> **Supplied entries**:
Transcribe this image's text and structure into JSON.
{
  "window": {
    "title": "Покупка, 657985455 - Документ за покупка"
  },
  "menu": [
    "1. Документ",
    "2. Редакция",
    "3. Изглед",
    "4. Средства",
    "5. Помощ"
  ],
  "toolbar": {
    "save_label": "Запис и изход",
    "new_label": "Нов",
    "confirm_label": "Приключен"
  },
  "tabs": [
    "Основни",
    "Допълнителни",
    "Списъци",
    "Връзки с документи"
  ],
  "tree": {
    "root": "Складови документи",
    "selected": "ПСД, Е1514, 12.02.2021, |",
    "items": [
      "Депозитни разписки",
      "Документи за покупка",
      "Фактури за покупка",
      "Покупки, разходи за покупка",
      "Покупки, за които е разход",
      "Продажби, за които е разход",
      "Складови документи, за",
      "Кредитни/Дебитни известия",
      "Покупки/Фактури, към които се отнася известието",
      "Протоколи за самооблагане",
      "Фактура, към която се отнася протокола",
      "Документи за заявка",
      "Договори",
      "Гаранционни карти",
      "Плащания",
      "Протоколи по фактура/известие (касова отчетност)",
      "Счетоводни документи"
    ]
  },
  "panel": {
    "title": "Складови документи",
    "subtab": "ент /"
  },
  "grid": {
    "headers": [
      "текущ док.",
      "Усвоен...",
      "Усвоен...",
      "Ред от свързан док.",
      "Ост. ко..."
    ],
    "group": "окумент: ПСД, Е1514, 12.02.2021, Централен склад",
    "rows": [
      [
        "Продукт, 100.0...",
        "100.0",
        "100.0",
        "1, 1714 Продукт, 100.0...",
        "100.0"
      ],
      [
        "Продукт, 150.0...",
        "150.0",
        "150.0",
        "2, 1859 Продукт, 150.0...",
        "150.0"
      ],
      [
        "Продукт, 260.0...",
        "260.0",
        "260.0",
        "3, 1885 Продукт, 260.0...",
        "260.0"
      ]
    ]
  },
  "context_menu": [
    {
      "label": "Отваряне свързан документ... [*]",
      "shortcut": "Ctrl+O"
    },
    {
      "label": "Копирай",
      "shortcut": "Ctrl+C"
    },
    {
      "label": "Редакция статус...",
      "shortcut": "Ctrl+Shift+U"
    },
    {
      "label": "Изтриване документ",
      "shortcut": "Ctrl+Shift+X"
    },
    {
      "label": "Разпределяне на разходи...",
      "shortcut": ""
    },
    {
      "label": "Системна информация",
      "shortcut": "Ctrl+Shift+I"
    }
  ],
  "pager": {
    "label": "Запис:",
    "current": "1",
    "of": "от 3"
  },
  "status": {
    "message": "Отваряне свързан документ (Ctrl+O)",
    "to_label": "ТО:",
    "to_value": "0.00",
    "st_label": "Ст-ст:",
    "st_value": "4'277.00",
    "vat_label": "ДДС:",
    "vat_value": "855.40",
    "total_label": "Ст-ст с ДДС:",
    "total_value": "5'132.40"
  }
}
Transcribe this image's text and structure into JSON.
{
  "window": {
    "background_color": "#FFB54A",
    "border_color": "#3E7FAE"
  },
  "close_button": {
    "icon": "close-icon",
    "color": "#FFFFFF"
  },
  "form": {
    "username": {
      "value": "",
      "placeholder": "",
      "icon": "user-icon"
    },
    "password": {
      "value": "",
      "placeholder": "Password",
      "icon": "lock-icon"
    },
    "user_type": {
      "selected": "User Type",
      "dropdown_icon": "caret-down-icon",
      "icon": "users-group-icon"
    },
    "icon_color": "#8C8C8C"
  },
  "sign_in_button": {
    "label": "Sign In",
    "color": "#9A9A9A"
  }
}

> **Exercise requirements**: Which lines in the records above contain the string "shortcut"? Copy each one.

> **Result**:
      "shortcut": "Ctrl+O"
      "shortcut": "Ctrl+C"
      "shortcut": "Ctrl+Shift+U"
      "shortcut": "Ctrl+Shift+X"
      "shortcut": ""
      "shortcut": "Ctrl+Shift+I"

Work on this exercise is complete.